**Your instructions**
Write the data out again exactly, with no pictures.

**Source records**

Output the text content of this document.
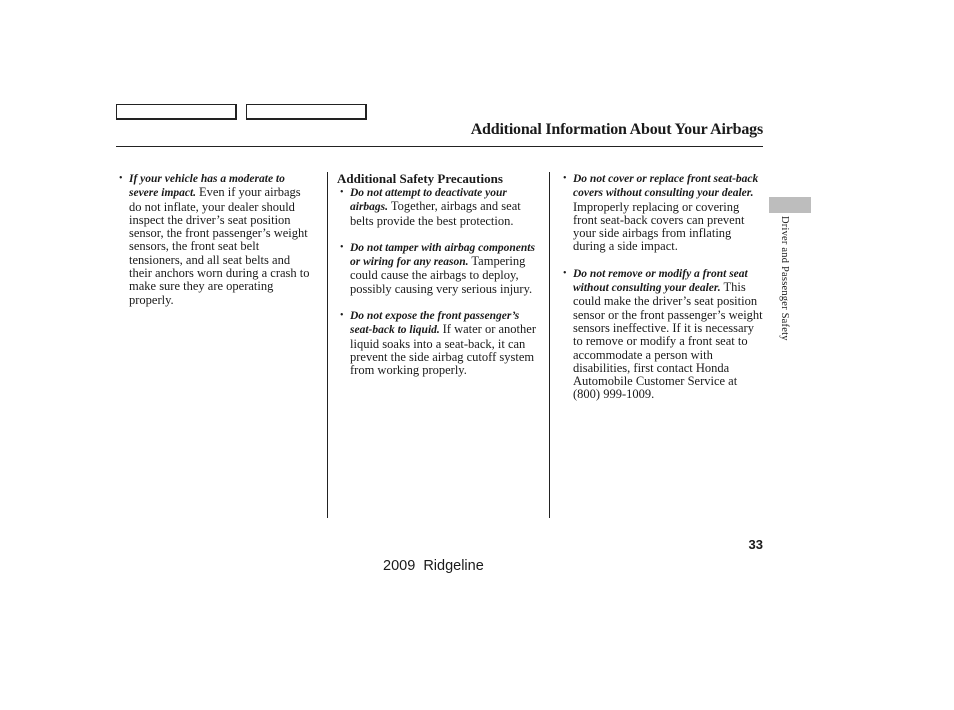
Additional Information About Your Airbags
• If your vehicle has a moderate to severe impact. Even if your airbags do not inflate, your dealer should inspect the driver’s seat position sensor, the front passenger’s weight sensors, the front seat belt tensioners, and all seat belts and their anchors worn during a crash to make sure they are operating properly.
Additional Safety Precautions
• Do not attempt to deactivate your airbags. Together, airbags and seat belts provide the best protection.
• Do not tamper with airbag components or wiring for any reason. Tampering could cause the airbags to deploy, possibly causing very serious injury.
• Do not expose the front passenger’s seat-back to liquid. If water or another liquid soaks into a seat-back, it can prevent the side airbag cutoff system from working properly.
• Do not cover or replace front seat-back covers without consulting your dealer. Improperly replacing or covering front seat-back covers can prevent your side airbags from inflating during a side impact.
• Do not remove or modify a front seat without consulting your dealer. This could make the driver’s seat position sensor or the front passenger’s weight sensors ineffective. If it is necessary to remove or modify a front seat to accommodate a person with disabilities, first contact Honda Automobile Customer Service at (800) 999-1009.
Driver and Passenger Safety
33
2009  Ridgeline
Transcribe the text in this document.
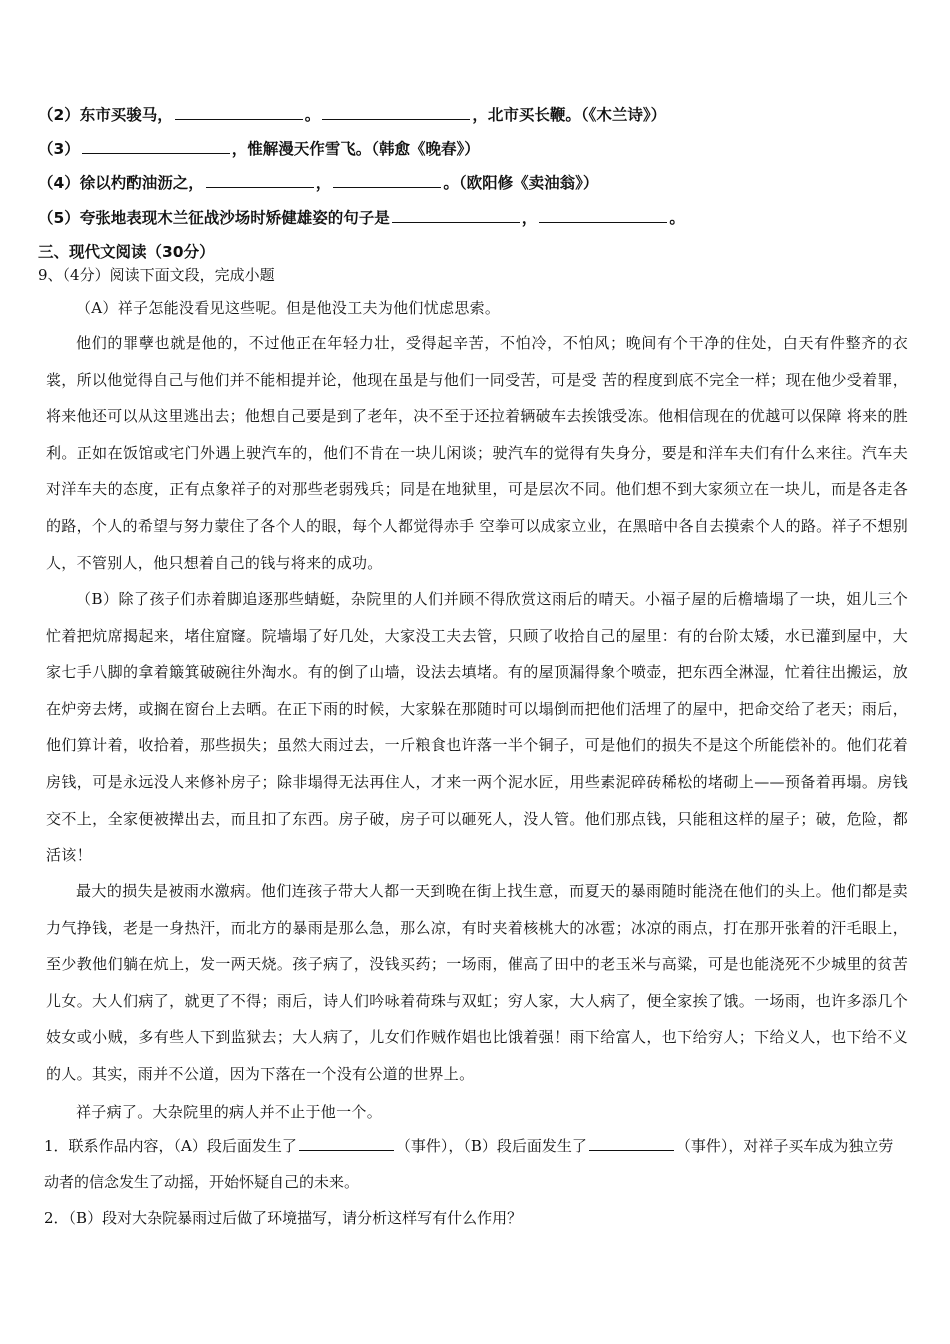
（2）东市买骏马，	。	，北市买长鞭。（《木兰诗》）
（3）	，惟解漫天作雪飞。（韩愈《晚春》）
（4）徐以杓酌油沥之，	，	。（欧阳修《卖油翁》）
（5）夸张地表现木兰征战沙场时矫健雄姿的句子是	，	。
三、现代文阅读（30分）
9、（4分）阅读下面文段，完成小题
（A）祥子怎能没看见这些呢。但是他没工夫为他们忧虑思索。
他们的罪孽也就是他的，不过他正在年轻力壮，受得起辛苦，不怕冷，不怕风；晚间有个干净的住处，白天有件整齐的衣裳，所以他觉得自己与他们并不能相提并论，他现在虽是与他们一同受苦，可是受 苦的程度到底不完全一样；现在他少受着罪，将来他还可以从这里逃出去；他想自己要是到了老年，决不至于还拉着辆破车去挨饿受冻。他相信现在的优越可以保障 将来的胜利。正如在饭馆或宅门外遇上驶汽车的，他们不肯在一块儿闲谈；驶汽车的觉得有失身分，要是和洋车夫们有什么来往。汽车夫对洋车夫的态度，正有点象祥子的对那些老弱残兵；同是在地狱里，可是层次不同。他们想不到大家须立在一块儿，而是各走各的路，个人的希望与努力蒙住了各个人的眼，每个人都觉得赤手 空拳可以成家立业，在黑暗中各自去摸索个人的路。祥子不想别人，不管别人，他只想着自己的钱与将来的成功。
（B）除了孩子们赤着脚追逐那些蜻蜓，杂院里的人们并顾不得欣赏这雨后的晴天。小福子屋的后檐墙塌了一块，姐儿三个忙着把炕席揭起来，堵住窟窿。院墙塌了好几处，大家没工夫去管，只顾了收拾自己的屋里：有的台阶太矮，水已灌到屋中，大家七手八脚的拿着簸箕破碗往外淘水。有的倒了山墙，设法去填堵。有的屋顶漏得象个喷壶，把东西全淋湿，忙着往出搬运，放在炉旁去烤，或搁在窗台上去晒。在正下雨的时候，大家躲在那随时可以塌倒而把他们活埋了的屋中，把命交给了老天；雨后，他们算计着，收拾着，那些损失；虽然大雨过去，一斤粮食也许落一半个铜子，可是他们的损失不是这个所能偿补的。他们花着房钱，可是永远没人来修补房子；除非塌得无法再住人，才来一两个泥水匠，用些素泥碎砖稀松的堵砌上——预备着再塌。房钱交不上，全家便被撵出去，而且扣了东西。房子破，房子可以砸死人，没人管。他们那点钱，只能租这样的屋子；破，危险，都活该！
最大的损失是被雨水激病。他们连孩子带大人都一天到晚在街上找生意，而夏天的暴雨随时能浇在他们的头上。他们都是卖力气挣钱，老是一身热汗，而北方的暴雨是那么急，那么凉，有时夹着核桃大的冰雹；冰凉的雨点，打在那开张着的汗毛眼上，至少教他们躺在炕上，发一两天烧。孩子病了，没钱买药；一场雨，催高了田中的老玉米与高粱，可是也能浇死不少城里的贫苦儿女。大人们病了，就更了不得；雨后，诗人们吟咏着荷珠与双虹；穷人家，大人病了，便全家挨了饿。一场雨，也许多添几个妓女或小贼，多有些人下到监狱去；大人病了，儿女们作贼作娼也比饿着强！雨下给富人，也下给穷人；下给义人，也下给不义的人。其实，雨并不公道，因为下落在一个没有公道的世界上。
祥子病了。大杂院里的病人并不止于他一个。
1．联系作品内容，（A）段后面发生了	（事件），（B）段后面发生了	（事件），对祥子买车成为独立劳动者的信念发生了动摇，开始怀疑自己的未来。
2．（B）段对大杂院暴雨过后做了环境描写，请分析这样写有什么作用？
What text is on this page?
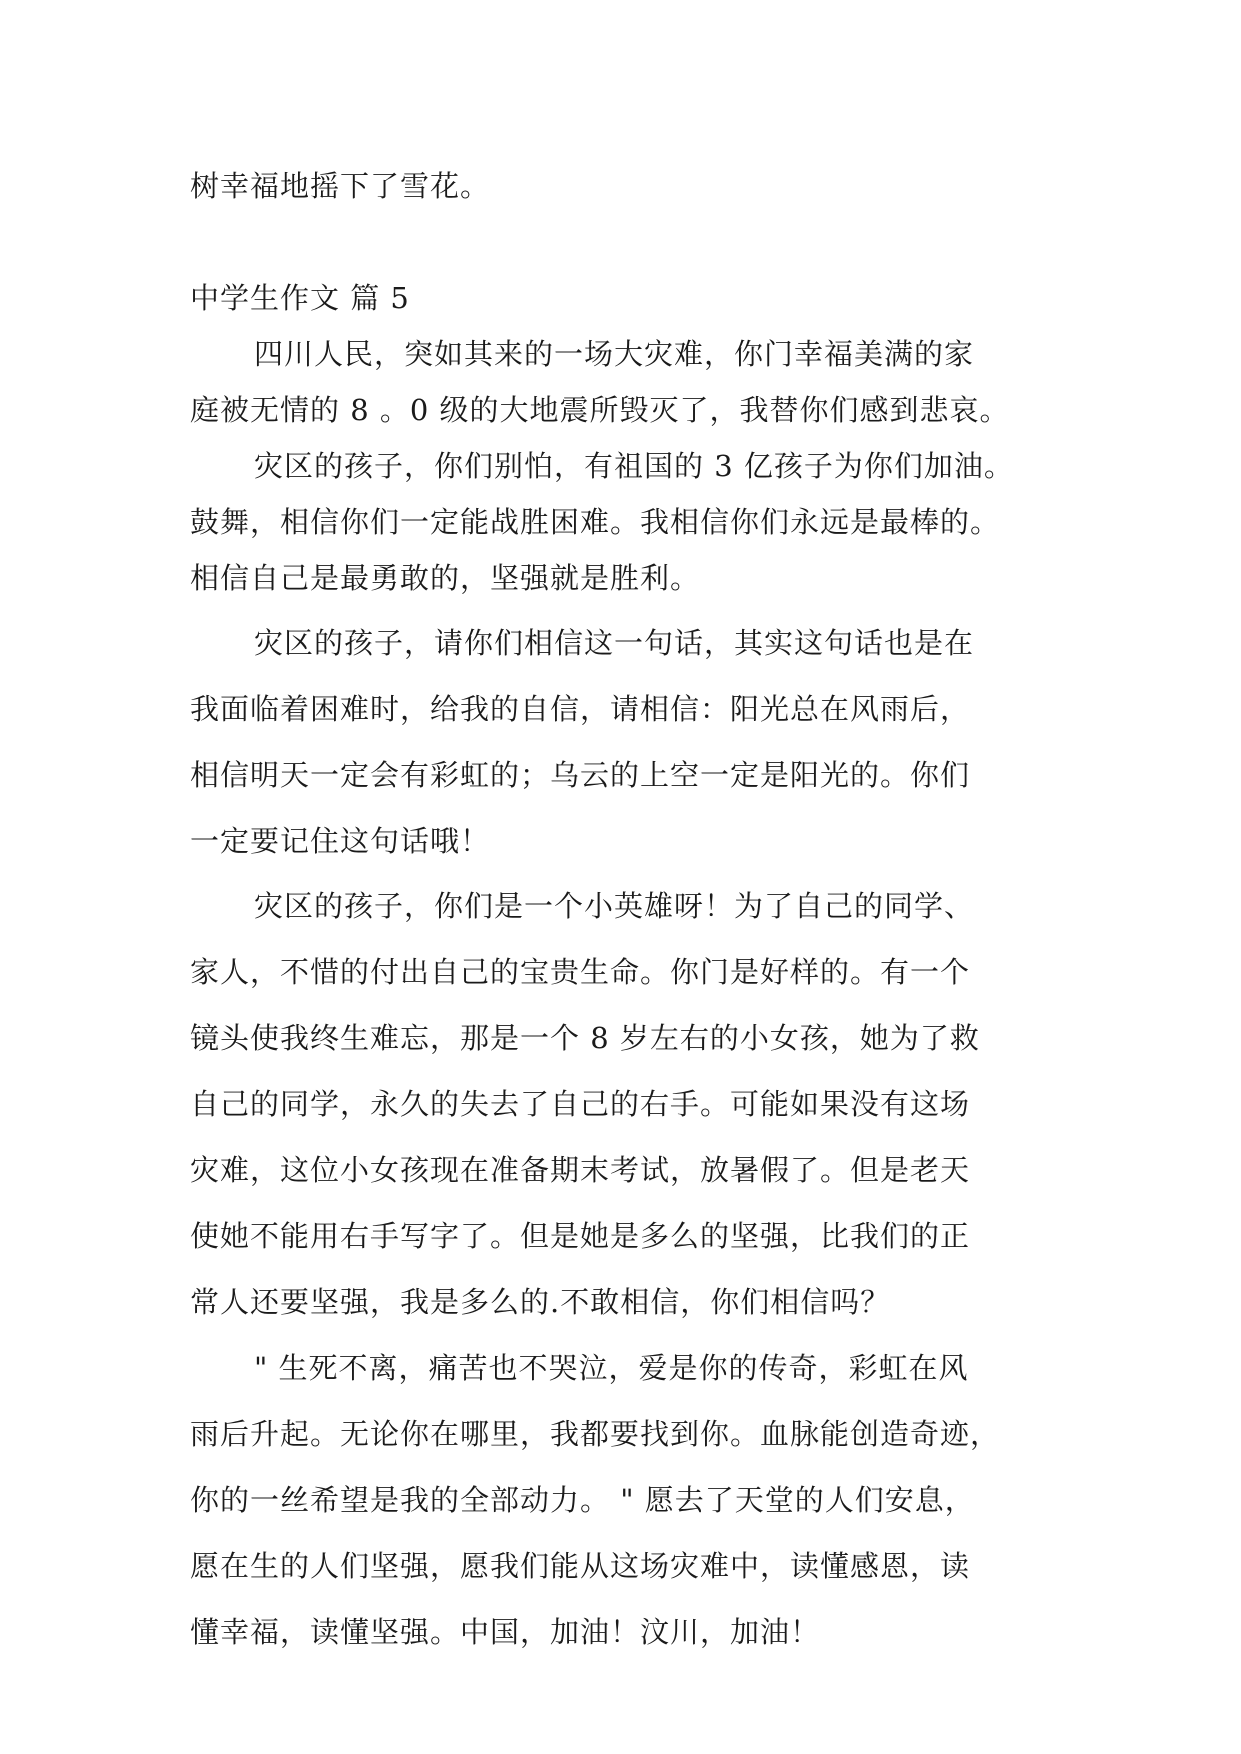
树幸福地摇下了雪花。
中学生作文 篇 5
四川人民，突如其来的一场大灾难，你门幸福美满的家
庭被无情的 8 。0 级的大地震所毁灭了，我替你们感到悲哀。
灾区的孩子，你们别怕，有祖国的 3 亿孩子为你们加油。
鼓舞，相信你们一定能战胜困难。我相信你们永远是最棒的。
相信自己是最勇敢的，坚强就是胜利。
灾区的孩子，请你们相信这一句话，其实这句话也是在
我面临着困难时，给我的自信，请相信：阳光总在风雨后，
相信明天一定会有彩虹的；乌云的上空一定是阳光的。你们
一定要记住这句话哦！
灾区的孩子，你们是一个小英雄呀！为了自己的同学、
家人，不惜的付出自己的宝贵生命。你门是好样的。有一个
镜头使我终生难忘，那是一个 8 岁左右的小女孩，她为了救
自己的同学，永久的失去了自己的右手。可能如果没有这场
灾难，这位小女孩现在准备期末考试，放暑假了。但是老天
使她不能用右手写字了。但是她是多么的坚强，比我们的正
常人还要坚强，我是多么的.不敢相信，你们相信吗？
" 生死不离，痛苦也不哭泣，爱是你的传奇，彩虹在风
雨后升起。无论你在哪里，我都要找到你。血脉能创造奇迹，
你的一丝希望是我的全部动力。 " 愿去了天堂的人们安息，
愿在生的人们坚强，愿我们能从这场灾难中，读懂感恩，读
懂幸福，读懂坚强。中国，加油！汶川，加油！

**Written response**
Output the text content of this document.
Additional Information About Your Airbags
• If your vehicle has a moderate to severe impact. Even if your airbags do not inflate, your dealer should inspect the driver’s seat position sensor, the front passenger’s weight sensors, the front seat belt tensioners, and all seat belts and their anchors worn during a crash to make sure they are operating properly.
Additional Safety Precautions
• Do not attempt to deactivate your airbags. Together, airbags and seat belts provide the best protection.
• Do not tamper with airbag components or wiring for any reason. Tampering could cause the airbags to deploy, possibly causing very serious injury.
• Do not expose the front passenger’s seat-back to liquid. If water or another liquid soaks into a seat-back, it can prevent the side airbag cutoff system from working properly.
• Do not cover or replace front seat-back covers without consulting your dealer. Improperly replacing or covering front seat-back covers can prevent your side airbags from inflating during a side impact.
• Do not remove or modify a front seat without consulting your dealer. This could make the driver’s seat position sensor or the front passenger’s weight sensors ineffective. If it is necessary to remove or modify a front seat to accommodate a person with disabilities, first contact Honda Automobile Customer Service at (800) 999-1009.
Driver and Passenger Safety
33
2009  Ridgeline
Transcribe the text in this document.
（2）东市买骏马，	。	，北市买长鞭。（《木兰诗》）
（3）	，惟解漫天作雪飞。（韩愈《晚春》）
（4）徐以杓酌油沥之，	，	。（欧阳修《卖油翁》）
（5）夸张地表现木兰征战沙场时矫健雄姿的句子是	，	。
三、现代文阅读（30分）
9、（4分）阅读下面文段，完成小题
（A）祥子怎能没看见这些呢。但是他没工夫为他们忧虑思索。
他们的罪孽也就是他的，不过他正在年轻力壮，受得起辛苦，不怕冷，不怕风；晚间有个干净的住处，白天有件整齐的衣裳，所以他觉得自己与他们并不能相提并论，他现在虽是与他们一同受苦，可是受 苦的程度到底不完全一样；现在他少受着罪，将来他还可以从这里逃出去；他想自己要是到了老年，决不至于还拉着辆破车去挨饿受冻。他相信现在的优越可以保障 将来的胜利。正如在饭馆或宅门外遇上驶汽车的，他们不肯在一块儿闲谈；驶汽车的觉得有失身分，要是和洋车夫们有什么来往。汽车夫对洋车夫的态度，正有点象祥子的对那些老弱残兵；同是在地狱里，可是层次不同。他们想不到大家须立在一块儿，而是各走各的路，个人的希望与努力蒙住了各个人的眼，每个人都觉得赤手 空拳可以成家立业，在黑暗中各自去摸索个人的路。祥子不想别人，不管别人，他只想着自己的钱与将来的成功。
（B）除了孩子们赤着脚追逐那些蜻蜓，杂院里的人们并顾不得欣赏这雨后的晴天。小福子屋的后檐墙塌了一块，姐儿三个忙着把炕席揭起来，堵住窟窿。院墙塌了好几处，大家没工夫去管，只顾了收拾自己的屋里：有的台阶太矮，水已灌到屋中，大家七手八脚的拿着簸箕破碗往外淘水。有的倒了山墙，设法去填堵。有的屋顶漏得象个喷壶，把东西全淋湿，忙着往出搬运，放在炉旁去烤，或搁在窗台上去晒。在正下雨的时候，大家躲在那随时可以塌倒而把他们活埋了的屋中，把命交给了老天；雨后，他们算计着，收拾着，那些损失；虽然大雨过去，一斤粮食也许落一半个铜子，可是他们的损失不是这个所能偿补的。他们花着房钱，可是永远没人来修补房子；除非塌得无法再住人，才来一两个泥水匠，用些素泥碎砖稀松的堵砌上——预备着再塌。房钱交不上，全家便被撵出去，而且扣了东西。房子破，房子可以砸死人，没人管。他们那点钱，只能租这样的屋子；破，危险，都活该！
最大的损失是被雨水激病。他们连孩子带大人都一天到晚在街上找生意，而夏天的暴雨随时能浇在他们的头上。他们都是卖力气挣钱，老是一身热汗，而北方的暴雨是那么急，那么凉，有时夹着核桃大的冰雹；冰凉的雨点，打在那开张着的汗毛眼上，至少教他们躺在炕上，发一两天烧。孩子病了，没钱买药；一场雨，催高了田中的老玉米与高粱，可是也能浇死不少城里的贫苦儿女。大人们病了，就更了不得；雨后，诗人们吟咏着荷珠与双虹；穷人家，大人病了，便全家挨了饿。一场雨，也许多添几个妓女或小贼，多有些人下到监狱去；大人病了，儿女们作贼作娼也比饿着强！雨下给富人，也下给穷人；下给义人，也下给不义的人。其实，雨并不公道，因为下落在一个没有公道的世界上。
祥子病了。大杂院里的病人并不止于他一个。
1．联系作品内容，（A）段后面发生了	（事件），（B）段后面发生了	（事件），对祥子买车成为独立劳动者的信念发生了动摇，开始怀疑自己的未来。
2．（B）段对大杂院暴雨过后做了环境描写，请分析这样写有什么作用？
What text is on this page?
树幸福地摇下了雪花。
中学生作文 篇 5
四川人民，突如其来的一场大灾难，你门幸福美满的家
庭被无情的 8 。0 级的大地震所毁灭了，我替你们感到悲哀。
灾区的孩子，你们别怕，有祖国的 3 亿孩子为你们加油。
鼓舞，相信你们一定能战胜困难。我相信你们永远是最棒的。
相信自己是最勇敢的，坚强就是胜利。
灾区的孩子，请你们相信这一句话，其实这句话也是在
我面临着困难时，给我的自信，请相信：阳光总在风雨后，
相信明天一定会有彩虹的；乌云的上空一定是阳光的。你们
一定要记住这句话哦！
灾区的孩子，你们是一个小英雄呀！为了自己的同学、
家人，不惜的付出自己的宝贵生命。你门是好样的。有一个
镜头使我终生难忘，那是一个 8 岁左右的小女孩，她为了救
自己的同学，永久的失去了自己的右手。可能如果没有这场
灾难，这位小女孩现在准备期末考试，放暑假了。但是老天
使她不能用右手写字了。但是她是多么的坚强，比我们的正
常人还要坚强，我是多么的.不敢相信，你们相信吗？
" 生死不离，痛苦也不哭泣，爱是你的传奇，彩虹在风
雨后升起。无论你在哪里，我都要找到你。血脉能创造奇迹，
你的一丝希望是我的全部动力。 " 愿去了天堂的人们安息，
愿在生的人们坚强，愿我们能从这场灾难中，读懂感恩，读
懂幸福，读懂坚强。中国，加油！汶川，加油！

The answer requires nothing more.